▸ GIVEN INSTRUCTION: Write out the entries again exactly as they are given.

--- START RECORDS PROVIDED ---

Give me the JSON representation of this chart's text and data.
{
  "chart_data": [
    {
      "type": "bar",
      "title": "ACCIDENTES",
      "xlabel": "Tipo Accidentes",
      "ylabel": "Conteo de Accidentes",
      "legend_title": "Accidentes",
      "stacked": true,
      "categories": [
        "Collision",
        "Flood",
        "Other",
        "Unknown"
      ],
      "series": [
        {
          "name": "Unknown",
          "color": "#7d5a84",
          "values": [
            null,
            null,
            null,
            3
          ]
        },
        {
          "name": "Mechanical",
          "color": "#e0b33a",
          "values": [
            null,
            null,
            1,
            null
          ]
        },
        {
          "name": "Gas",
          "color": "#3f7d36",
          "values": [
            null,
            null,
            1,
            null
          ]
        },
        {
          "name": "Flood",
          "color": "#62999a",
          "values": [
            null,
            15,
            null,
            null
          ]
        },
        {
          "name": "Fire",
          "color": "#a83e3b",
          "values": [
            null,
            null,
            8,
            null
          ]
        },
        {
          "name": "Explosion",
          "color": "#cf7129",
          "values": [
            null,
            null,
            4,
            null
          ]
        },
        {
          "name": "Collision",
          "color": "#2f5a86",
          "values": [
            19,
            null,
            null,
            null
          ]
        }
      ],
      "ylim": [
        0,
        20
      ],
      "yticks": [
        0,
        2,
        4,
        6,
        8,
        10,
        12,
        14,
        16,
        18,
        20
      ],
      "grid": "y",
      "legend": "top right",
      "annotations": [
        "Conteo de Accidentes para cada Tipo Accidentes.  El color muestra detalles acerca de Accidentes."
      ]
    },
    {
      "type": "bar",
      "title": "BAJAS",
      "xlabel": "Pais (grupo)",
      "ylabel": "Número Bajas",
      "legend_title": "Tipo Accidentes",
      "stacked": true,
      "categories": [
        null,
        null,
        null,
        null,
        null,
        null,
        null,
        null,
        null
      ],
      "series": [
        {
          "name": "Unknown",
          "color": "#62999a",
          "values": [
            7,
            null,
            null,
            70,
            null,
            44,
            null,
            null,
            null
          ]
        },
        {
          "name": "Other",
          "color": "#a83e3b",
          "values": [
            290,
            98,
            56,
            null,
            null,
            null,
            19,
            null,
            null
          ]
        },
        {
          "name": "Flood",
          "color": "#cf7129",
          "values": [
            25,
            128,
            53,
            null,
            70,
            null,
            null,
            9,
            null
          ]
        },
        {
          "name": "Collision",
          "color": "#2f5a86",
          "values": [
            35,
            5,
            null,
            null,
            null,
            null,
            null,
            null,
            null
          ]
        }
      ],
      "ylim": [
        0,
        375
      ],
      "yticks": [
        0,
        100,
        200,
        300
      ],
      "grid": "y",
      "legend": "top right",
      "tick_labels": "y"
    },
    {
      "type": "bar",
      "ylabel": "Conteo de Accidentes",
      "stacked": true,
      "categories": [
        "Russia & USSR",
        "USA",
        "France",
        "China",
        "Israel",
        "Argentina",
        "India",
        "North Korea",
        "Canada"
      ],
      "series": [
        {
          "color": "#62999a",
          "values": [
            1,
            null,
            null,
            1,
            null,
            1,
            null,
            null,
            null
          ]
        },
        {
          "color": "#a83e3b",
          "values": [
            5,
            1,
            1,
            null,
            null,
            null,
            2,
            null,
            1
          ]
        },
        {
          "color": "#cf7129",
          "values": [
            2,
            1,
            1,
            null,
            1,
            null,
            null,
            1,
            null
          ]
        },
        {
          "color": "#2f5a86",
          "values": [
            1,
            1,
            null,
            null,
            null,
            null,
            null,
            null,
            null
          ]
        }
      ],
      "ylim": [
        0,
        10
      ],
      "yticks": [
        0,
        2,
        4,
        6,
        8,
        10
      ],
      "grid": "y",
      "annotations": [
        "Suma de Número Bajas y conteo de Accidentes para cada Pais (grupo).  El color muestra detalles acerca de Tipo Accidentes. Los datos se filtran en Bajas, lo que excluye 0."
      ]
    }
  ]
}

--- END RECORDS PROVIDED ---

▸ RESPONSE TO THE EXERCISE:
Give me the JSON representation of this chart's text and data.
{
  "chart_data": [
    {
      "type": "bar",
      "title": "ACCIDENTES",
      "xlabel": "Tipo Accidentes",
      "ylabel": "Conteo de Accidentes",
      "legend_title": "Accidentes",
      "stacked": true,
      "categories": [
        "Collision",
        "Flood",
        "Other",
        "Unknown"
      ],
      "series": [
        {
          "name": "Unknown",
          "color": "#7d5a84",
          "values": [
            null,
            null,
            null,
            3
          ]
        },
        {
          "name": "Mechanical",
          "color": "#e0b33a",
          "values": [
            null,
            null,
            1,
            null
          ]
        },
        {
          "name": "Gas",
          "color": "#3f7d36",
          "values": [
            null,
            null,
            1,
            null
          ]
        },
        {
          "name": "Flood",
          "color": "#62999a",
          "values": [
            null,
            15,
            null,
            null
          ]
        },
        {
          "name": "Fire",
          "color": "#a83e3b",
          "values": [
            null,
            null,
            8,
            null
          ]
        },
        {
          "name": "Explosion",
          "color": "#cf7129",
          "values": [
            null,
            null,
            4,
            null
          ]
        },
        {
          "name": "Collision",
          "color": "#2f5a86",
          "values": [
            19,
            null,
            null,
            null
          ]
        }
      ],
      "ylim": [
        0,
        20
      ],
      "yticks": [
        0,
        2,
        4,
        6,
        8,
        10,
        12,
        14,
        16,
        18,
        20
      ],
      "grid": "y",
      "legend": "top right",
      "annotations": [
        "Conteo de Accidentes para cada Tipo Accidentes.  El color muestra detalles acerca de Accidentes."
      ]
    },
    {
      "type": "bar",
      "title": "BAJAS",
      "xlabel": "Pais (grupo)",
      "ylabel": "Número Bajas",
      "legend_title": "Tipo Accidentes",
      "stacked": true,
      "categories": [
        null,
        null,
        null,
        null,
        null,
        null,
        null,
        null,
        null
      ],
      "series": [
        {
          "name": "Unknown",
          "color": "#62999a",
          "values": [
            7,
            null,
            null,
            70,
            null,
            44,
            null,
            null,
            null
          ]
        },
        {
          "name": "Other",
          "color": "#a83e3b",
          "values": [
            290,
            98,
            56,
            null,
            null,
            null,
            19,
            null,
            null
          ]
        },
        {
          "name": "Flood",
          "color": "#cf7129",
          "values": [
            25,
            128,
            53,
            null,
            70,
            null,
            null,
            9,
            null
          ]
        },
        {
          "name": "Collision",
          "color": "#2f5a86",
          "values": [
            35,
            5,
            null,
            null,
            null,
            null,
            null,
            null,
            null
          ]
        }
      ],
      "ylim": [
        0,
        375
      ],
      "yticks": [
        0,
        100,
        200,
        300
      ],
      "grid": "y",
      "legend": "top right",
      "tick_labels": "y"
    },
    {
      "type": "bar",
      "ylabel": "Conteo de Accidentes",
      "stacked": true,
      "categories": [
        "Russia & USSR",
        "USA",
        "France",
        "China",
        "Israel",
        "Argentina",
        "India",
        "North Korea",
        "Canada"
      ],
      "series": [
        {
          "color": "#62999a",
          "values": [
            1,
            null,
            null,
            1,
            null,
            1,
            null,
            null,
            null
          ]
        },
        {
          "color": "#a83e3b",
          "values": [
            5,
            1,
            1,
            null,
            null,
            null,
            2,
            null,
            1
          ]
        },
        {
          "color": "#cf7129",
          "values": [
            2,
            1,
            1,
            null,
            1,
            null,
            null,
            1,
            null
          ]
        },
        {
          "color": "#2f5a86",
          "values": [
            1,
            1,
            null,
            null,
            null,
            null,
            null,
            null,
            null
          ]
        }
      ],
      "ylim": [
        0,
        10
      ],
      "yticks": [
        0,
        2,
        4,
        6,
        8,
        10
      ],
      "grid": "y",
      "annotations": [
        "Suma de Número Bajas y conteo de Accidentes para cada Pais (grupo).  El color muestra detalles acerca de Tipo Accidentes. Los datos se filtran en Bajas, lo que excluye 0."
      ]
    }
  ]
}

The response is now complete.